Exercise details:
Copy every line that contains the string "мінімум" from the entries below.

Listed entries:
--- Start ---

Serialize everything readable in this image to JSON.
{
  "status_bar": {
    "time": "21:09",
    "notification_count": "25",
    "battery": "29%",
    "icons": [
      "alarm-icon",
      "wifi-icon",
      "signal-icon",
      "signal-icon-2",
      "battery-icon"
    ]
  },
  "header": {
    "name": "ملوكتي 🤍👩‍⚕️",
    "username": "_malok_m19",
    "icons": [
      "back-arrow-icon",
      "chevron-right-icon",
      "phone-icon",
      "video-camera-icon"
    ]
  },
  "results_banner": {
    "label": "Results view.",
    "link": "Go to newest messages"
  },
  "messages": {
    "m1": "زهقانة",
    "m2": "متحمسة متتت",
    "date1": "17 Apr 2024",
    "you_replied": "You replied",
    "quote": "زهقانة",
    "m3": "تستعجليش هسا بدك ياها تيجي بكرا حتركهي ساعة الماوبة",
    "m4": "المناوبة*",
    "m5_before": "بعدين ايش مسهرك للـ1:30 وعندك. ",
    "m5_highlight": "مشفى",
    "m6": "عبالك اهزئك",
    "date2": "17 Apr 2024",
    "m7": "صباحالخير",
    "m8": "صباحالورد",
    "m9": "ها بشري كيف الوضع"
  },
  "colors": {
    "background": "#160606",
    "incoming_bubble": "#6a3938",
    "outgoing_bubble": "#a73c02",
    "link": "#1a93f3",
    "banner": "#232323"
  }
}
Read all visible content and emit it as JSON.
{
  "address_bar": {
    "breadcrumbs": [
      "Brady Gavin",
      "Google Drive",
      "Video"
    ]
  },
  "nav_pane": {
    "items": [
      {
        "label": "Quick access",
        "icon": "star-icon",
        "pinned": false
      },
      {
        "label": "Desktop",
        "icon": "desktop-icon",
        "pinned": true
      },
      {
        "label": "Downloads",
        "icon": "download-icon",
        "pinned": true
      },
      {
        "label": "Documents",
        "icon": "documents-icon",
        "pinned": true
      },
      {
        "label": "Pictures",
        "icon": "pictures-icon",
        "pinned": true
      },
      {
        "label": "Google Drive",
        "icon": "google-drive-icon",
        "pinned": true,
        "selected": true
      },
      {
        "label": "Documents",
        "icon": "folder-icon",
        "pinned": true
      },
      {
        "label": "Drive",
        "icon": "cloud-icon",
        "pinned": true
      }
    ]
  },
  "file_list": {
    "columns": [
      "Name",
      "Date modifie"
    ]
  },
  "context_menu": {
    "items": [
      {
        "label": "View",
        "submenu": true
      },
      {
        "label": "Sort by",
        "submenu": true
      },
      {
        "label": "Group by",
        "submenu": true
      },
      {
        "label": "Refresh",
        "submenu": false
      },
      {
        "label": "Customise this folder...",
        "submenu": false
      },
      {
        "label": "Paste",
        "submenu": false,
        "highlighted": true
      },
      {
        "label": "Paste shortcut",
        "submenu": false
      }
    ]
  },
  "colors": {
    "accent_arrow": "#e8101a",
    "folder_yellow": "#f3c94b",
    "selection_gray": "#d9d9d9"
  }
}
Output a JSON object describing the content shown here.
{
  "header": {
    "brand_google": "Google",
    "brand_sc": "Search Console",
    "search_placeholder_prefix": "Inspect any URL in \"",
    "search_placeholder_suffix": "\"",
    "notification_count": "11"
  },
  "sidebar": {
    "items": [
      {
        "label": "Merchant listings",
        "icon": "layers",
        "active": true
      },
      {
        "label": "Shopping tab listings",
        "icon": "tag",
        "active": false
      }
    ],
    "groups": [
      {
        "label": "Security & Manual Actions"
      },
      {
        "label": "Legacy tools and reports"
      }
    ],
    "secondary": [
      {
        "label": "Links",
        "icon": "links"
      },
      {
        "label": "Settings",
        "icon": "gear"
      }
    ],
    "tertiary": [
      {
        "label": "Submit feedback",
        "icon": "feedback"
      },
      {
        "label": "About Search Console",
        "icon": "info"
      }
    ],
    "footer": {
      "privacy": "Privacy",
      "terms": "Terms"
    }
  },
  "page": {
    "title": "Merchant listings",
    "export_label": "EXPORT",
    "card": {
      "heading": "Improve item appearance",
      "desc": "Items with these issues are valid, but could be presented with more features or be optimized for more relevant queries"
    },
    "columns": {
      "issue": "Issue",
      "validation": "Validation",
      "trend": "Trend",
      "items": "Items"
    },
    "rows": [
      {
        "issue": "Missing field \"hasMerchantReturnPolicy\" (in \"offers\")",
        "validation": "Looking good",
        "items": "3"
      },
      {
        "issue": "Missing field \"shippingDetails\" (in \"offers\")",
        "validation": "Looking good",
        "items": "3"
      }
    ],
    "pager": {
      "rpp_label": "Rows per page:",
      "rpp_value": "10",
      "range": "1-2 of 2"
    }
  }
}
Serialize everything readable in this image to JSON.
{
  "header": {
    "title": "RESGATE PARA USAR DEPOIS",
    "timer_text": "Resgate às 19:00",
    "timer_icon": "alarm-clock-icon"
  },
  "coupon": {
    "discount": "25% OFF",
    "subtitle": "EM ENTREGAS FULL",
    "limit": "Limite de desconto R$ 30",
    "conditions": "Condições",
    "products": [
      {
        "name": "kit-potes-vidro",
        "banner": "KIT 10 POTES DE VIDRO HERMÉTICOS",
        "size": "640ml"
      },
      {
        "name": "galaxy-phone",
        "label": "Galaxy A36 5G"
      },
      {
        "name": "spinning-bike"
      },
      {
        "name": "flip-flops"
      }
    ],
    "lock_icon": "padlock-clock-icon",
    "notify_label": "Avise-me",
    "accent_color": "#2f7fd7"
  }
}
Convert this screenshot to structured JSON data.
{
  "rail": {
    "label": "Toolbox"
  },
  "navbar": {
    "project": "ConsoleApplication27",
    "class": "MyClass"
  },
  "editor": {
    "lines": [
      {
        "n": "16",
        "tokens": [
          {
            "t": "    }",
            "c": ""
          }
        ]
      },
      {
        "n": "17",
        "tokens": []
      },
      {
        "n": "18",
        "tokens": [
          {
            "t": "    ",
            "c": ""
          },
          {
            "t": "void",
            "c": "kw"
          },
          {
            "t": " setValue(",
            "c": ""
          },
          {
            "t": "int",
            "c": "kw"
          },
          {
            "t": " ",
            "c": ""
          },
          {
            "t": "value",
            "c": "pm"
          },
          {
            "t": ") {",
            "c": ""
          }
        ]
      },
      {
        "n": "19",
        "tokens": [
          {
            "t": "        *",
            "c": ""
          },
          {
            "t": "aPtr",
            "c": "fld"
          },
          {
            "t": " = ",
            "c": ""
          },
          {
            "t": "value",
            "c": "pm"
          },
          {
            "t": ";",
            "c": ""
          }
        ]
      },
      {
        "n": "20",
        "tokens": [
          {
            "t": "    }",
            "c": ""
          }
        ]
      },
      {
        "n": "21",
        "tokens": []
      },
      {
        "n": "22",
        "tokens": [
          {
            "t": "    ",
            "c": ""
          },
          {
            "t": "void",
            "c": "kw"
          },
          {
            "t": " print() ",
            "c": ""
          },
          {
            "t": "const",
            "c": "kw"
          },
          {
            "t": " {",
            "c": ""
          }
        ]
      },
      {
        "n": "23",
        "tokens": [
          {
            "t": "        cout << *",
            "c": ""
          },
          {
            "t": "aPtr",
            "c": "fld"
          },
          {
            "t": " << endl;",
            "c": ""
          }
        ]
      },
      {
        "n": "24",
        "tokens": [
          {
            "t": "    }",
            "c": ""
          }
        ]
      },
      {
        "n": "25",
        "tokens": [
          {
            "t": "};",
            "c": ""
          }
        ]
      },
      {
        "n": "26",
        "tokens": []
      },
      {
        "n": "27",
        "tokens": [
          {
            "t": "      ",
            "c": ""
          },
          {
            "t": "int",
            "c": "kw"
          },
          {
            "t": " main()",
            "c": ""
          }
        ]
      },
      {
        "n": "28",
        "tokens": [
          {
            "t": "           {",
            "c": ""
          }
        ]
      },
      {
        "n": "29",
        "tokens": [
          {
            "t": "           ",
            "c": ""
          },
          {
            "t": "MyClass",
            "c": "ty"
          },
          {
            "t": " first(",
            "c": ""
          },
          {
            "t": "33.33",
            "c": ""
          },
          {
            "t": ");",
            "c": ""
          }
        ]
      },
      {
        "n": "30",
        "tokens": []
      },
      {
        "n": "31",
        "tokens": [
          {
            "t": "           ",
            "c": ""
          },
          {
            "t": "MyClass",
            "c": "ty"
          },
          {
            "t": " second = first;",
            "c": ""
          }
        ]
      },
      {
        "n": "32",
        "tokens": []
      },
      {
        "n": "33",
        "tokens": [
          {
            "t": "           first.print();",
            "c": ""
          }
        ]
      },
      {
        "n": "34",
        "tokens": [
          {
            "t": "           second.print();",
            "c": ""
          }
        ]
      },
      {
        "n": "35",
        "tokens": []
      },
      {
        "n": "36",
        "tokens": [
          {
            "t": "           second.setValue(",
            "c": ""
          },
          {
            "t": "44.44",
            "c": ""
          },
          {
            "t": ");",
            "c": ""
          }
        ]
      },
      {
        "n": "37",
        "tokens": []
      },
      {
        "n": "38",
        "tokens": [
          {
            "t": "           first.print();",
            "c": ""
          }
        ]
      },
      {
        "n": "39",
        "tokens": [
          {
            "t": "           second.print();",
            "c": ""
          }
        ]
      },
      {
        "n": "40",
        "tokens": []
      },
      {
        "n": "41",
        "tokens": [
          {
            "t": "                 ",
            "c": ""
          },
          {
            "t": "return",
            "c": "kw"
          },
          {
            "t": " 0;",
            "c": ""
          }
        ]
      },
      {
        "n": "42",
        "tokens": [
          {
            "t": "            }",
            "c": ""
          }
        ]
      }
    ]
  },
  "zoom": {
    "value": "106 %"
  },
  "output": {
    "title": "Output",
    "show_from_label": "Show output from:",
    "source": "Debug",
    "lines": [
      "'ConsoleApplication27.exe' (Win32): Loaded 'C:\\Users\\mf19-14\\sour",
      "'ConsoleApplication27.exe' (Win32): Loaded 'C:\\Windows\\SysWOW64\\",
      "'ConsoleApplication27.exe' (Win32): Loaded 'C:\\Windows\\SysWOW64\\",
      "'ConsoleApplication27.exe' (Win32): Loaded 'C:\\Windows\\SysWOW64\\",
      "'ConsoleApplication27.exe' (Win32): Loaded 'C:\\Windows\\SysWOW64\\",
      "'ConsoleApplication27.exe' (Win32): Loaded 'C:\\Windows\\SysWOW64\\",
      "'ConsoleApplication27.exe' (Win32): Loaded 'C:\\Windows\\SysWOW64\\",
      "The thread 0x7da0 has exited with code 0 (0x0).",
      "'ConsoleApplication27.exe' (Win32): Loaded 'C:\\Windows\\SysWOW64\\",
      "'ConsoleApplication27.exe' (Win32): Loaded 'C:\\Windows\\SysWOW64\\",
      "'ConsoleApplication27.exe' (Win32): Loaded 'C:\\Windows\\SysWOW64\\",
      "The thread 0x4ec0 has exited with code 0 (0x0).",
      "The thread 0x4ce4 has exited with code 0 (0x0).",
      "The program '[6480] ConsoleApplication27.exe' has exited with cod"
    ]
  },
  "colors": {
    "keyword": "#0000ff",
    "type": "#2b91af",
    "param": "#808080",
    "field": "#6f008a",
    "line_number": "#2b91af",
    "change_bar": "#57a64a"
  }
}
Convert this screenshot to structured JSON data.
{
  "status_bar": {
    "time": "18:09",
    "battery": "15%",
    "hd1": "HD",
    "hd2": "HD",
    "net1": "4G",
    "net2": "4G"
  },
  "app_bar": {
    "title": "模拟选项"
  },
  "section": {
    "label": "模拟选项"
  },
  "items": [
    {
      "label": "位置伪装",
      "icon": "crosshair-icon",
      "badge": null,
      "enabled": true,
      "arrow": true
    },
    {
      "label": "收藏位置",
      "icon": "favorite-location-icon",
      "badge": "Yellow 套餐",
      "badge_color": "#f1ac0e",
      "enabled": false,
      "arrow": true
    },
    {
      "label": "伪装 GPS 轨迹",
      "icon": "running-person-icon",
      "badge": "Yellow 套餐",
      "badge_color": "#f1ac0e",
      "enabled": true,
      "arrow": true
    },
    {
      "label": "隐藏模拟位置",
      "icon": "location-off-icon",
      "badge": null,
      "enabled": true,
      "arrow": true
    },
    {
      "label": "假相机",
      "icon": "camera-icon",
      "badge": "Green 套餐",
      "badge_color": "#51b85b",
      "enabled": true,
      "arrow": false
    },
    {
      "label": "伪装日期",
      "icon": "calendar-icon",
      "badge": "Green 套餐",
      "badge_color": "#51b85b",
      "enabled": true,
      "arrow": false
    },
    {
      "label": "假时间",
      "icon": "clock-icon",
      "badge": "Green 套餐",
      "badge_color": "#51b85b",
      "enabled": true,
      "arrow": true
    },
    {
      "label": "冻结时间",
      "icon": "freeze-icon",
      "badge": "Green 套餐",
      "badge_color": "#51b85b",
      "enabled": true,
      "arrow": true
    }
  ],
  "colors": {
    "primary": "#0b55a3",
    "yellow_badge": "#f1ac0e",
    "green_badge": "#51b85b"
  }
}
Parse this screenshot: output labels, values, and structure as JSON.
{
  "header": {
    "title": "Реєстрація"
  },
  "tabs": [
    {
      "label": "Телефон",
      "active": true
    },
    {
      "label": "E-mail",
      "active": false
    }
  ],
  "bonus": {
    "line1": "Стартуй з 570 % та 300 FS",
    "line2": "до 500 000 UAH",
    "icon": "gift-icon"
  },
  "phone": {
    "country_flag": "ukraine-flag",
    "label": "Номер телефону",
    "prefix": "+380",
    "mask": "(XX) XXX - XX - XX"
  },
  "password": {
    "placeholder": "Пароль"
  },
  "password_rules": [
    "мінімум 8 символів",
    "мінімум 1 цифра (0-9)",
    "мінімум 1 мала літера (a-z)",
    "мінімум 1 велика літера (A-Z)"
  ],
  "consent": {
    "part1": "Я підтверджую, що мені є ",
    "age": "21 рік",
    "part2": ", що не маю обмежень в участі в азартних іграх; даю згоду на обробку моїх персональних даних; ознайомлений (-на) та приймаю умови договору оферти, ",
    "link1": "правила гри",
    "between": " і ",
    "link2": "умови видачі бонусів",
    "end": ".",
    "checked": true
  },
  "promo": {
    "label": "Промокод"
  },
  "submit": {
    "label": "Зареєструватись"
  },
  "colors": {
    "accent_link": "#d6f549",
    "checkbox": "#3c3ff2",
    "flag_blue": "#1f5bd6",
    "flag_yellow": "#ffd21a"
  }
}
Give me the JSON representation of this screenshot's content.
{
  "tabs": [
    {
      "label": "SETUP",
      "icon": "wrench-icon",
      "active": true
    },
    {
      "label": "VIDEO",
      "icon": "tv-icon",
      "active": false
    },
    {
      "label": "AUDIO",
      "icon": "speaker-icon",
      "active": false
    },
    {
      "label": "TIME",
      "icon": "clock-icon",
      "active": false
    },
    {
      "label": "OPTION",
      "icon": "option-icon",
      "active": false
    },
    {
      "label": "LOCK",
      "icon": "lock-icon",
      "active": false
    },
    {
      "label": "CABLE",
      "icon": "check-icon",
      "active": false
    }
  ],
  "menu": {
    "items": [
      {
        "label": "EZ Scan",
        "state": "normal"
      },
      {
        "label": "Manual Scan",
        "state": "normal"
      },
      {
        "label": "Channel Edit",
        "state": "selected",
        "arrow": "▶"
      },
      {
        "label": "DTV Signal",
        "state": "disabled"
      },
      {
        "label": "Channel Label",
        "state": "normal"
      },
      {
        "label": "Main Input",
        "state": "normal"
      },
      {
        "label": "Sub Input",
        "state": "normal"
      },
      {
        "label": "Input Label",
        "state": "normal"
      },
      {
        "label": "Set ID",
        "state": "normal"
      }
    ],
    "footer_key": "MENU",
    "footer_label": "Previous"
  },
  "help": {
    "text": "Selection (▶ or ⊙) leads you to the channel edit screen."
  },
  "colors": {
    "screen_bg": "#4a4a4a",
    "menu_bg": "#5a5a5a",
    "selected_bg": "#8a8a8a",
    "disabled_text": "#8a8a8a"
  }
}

--- End ---

Result for this exercise:
    "мінімум 8 символів",
    "мінімум 1 цифра (0-9)",
    "мінімум 1 мала літера (a-z)",
    "мінімум 1 велика літера (A-Z)"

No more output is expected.